** EXERCISE DETAILS **
Omit the pictures and output every entry below exactly as written.

** EXCERPTED DATA **
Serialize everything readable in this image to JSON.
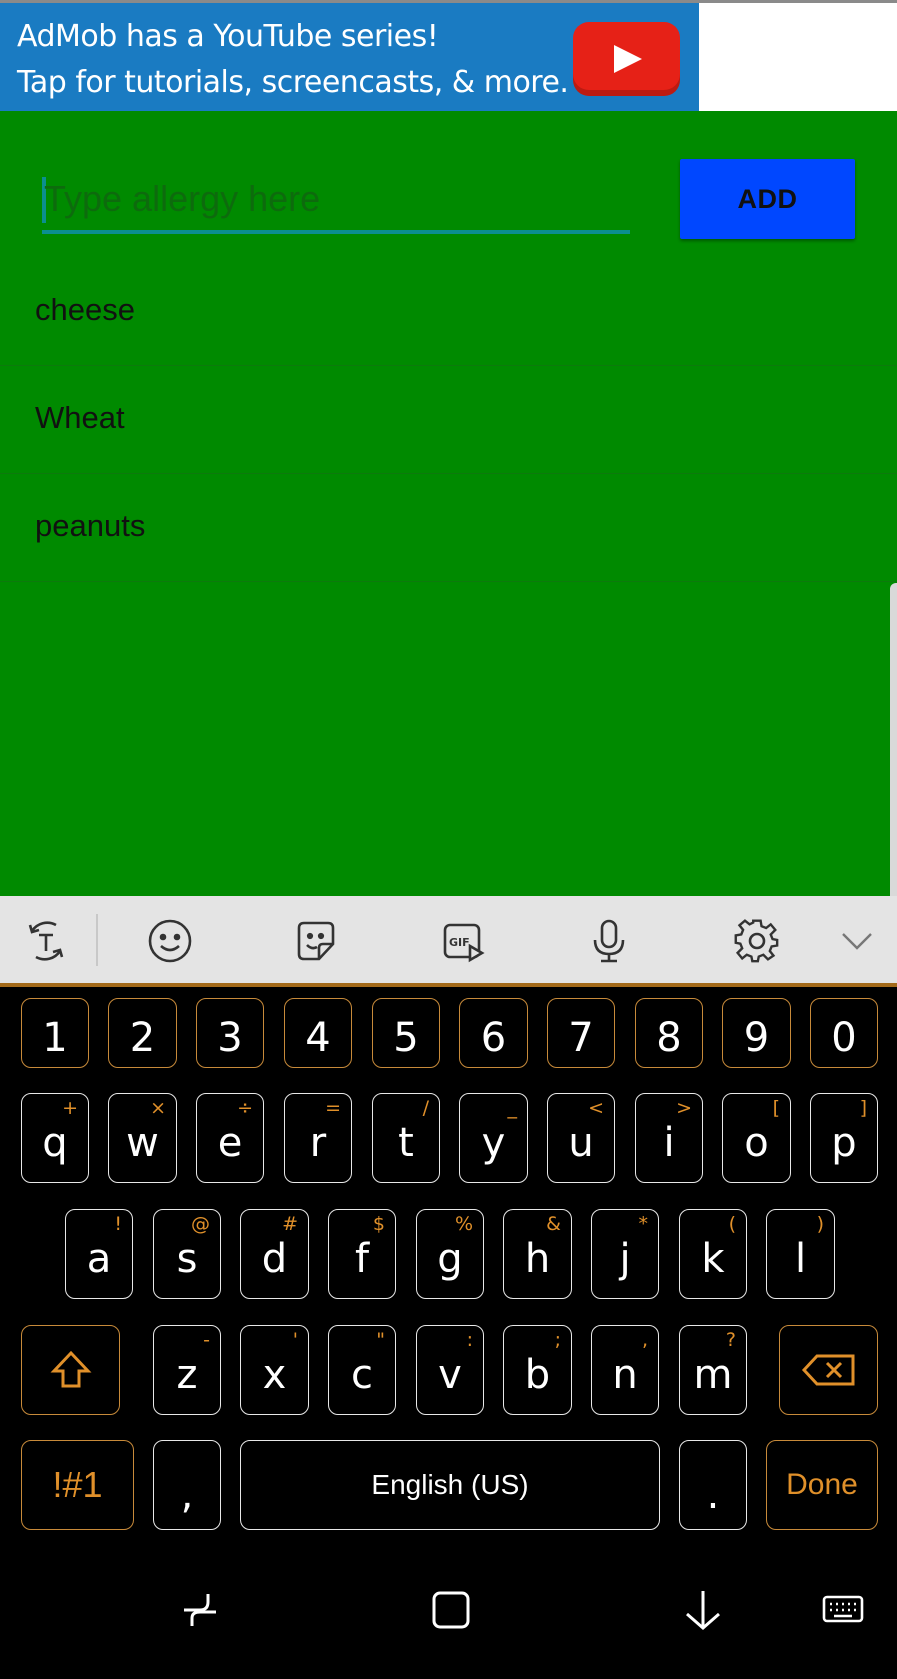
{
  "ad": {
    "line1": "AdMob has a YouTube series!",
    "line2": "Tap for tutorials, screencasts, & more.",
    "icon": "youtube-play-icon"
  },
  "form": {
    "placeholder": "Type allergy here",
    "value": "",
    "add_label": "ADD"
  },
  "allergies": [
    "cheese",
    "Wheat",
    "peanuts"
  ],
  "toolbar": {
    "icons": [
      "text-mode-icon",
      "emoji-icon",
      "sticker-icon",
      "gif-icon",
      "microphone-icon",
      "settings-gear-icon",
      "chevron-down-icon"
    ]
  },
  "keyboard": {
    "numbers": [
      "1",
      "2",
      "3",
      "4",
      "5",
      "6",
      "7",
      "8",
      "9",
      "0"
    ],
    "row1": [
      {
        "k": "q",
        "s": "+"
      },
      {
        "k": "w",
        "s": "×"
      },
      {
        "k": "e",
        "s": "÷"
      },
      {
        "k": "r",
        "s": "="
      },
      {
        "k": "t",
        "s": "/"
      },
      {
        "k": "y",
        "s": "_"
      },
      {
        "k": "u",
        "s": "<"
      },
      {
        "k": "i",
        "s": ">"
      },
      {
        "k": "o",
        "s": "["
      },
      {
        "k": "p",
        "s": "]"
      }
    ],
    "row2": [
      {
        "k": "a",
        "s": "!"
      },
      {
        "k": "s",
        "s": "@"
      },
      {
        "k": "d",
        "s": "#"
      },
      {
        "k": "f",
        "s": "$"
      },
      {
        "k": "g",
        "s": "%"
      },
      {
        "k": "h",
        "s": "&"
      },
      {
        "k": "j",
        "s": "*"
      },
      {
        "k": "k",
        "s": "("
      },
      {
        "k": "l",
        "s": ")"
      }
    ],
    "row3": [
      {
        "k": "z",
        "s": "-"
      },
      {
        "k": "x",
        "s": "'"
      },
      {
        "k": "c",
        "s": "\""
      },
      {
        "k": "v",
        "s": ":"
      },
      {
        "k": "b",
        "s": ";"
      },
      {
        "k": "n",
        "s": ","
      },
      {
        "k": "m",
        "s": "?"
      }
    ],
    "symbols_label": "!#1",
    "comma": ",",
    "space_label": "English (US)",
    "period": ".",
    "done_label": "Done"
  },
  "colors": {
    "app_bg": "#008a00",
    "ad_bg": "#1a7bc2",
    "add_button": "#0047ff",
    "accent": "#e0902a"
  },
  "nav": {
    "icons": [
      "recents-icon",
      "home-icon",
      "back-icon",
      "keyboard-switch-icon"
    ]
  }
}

** EXERCISE RESPONSE **
Serialize everything readable in this image to JSON.
{
  "ad": {
    "line1": "AdMob has a YouTube series!",
    "line2": "Tap for tutorials, screencasts, & more.",
    "icon": "youtube-play-icon"
  },
  "form": {
    "placeholder": "Type allergy here",
    "value": "",
    "add_label": "ADD"
  },
  "allergies": [
    "cheese",
    "Wheat",
    "peanuts"
  ],
  "toolbar": {
    "icons": [
      "text-mode-icon",
      "emoji-icon",
      "sticker-icon",
      "gif-icon",
      "microphone-icon",
      "settings-gear-icon",
      "chevron-down-icon"
    ]
  },
  "keyboard": {
    "numbers": [
      "1",
      "2",
      "3",
      "4",
      "5",
      "6",
      "7",
      "8",
      "9",
      "0"
    ],
    "row1": [
      {
        "k": "q",
        "s": "+"
      },
      {
        "k": "w",
        "s": "×"
      },
      {
        "k": "e",
        "s": "÷"
      },
      {
        "k": "r",
        "s": "="
      },
      {
        "k": "t",
        "s": "/"
      },
      {
        "k": "y",
        "s": "_"
      },
      {
        "k": "u",
        "s": "<"
      },
      {
        "k": "i",
        "s": ">"
      },
      {
        "k": "o",
        "s": "["
      },
      {
        "k": "p",
        "s": "]"
      }
    ],
    "row2": [
      {
        "k": "a",
        "s": "!"
      },
      {
        "k": "s",
        "s": "@"
      },
      {
        "k": "d",
        "s": "#"
      },
      {
        "k": "f",
        "s": "$"
      },
      {
        "k": "g",
        "s": "%"
      },
      {
        "k": "h",
        "s": "&"
      },
      {
        "k": "j",
        "s": "*"
      },
      {
        "k": "k",
        "s": "("
      },
      {
        "k": "l",
        "s": ")"
      }
    ],
    "row3": [
      {
        "k": "z",
        "s": "-"
      },
      {
        "k": "x",
        "s": "'"
      },
      {
        "k": "c",
        "s": "\""
      },
      {
        "k": "v",
        "s": ":"
      },
      {
        "k": "b",
        "s": ";"
      },
      {
        "k": "n",
        "s": ","
      },
      {
        "k": "m",
        "s": "?"
      }
    ],
    "symbols_label": "!#1",
    "comma": ",",
    "space_label": "English (US)",
    "period": ".",
    "done_label": "Done"
  },
  "colors": {
    "app_bg": "#008a00",
    "ad_bg": "#1a7bc2",
    "add_button": "#0047ff",
    "accent": "#e0902a"
  },
  "nav": {
    "icons": [
      "recents-icon",
      "home-icon",
      "back-icon",
      "keyboard-switch-icon"
    ]
  }
}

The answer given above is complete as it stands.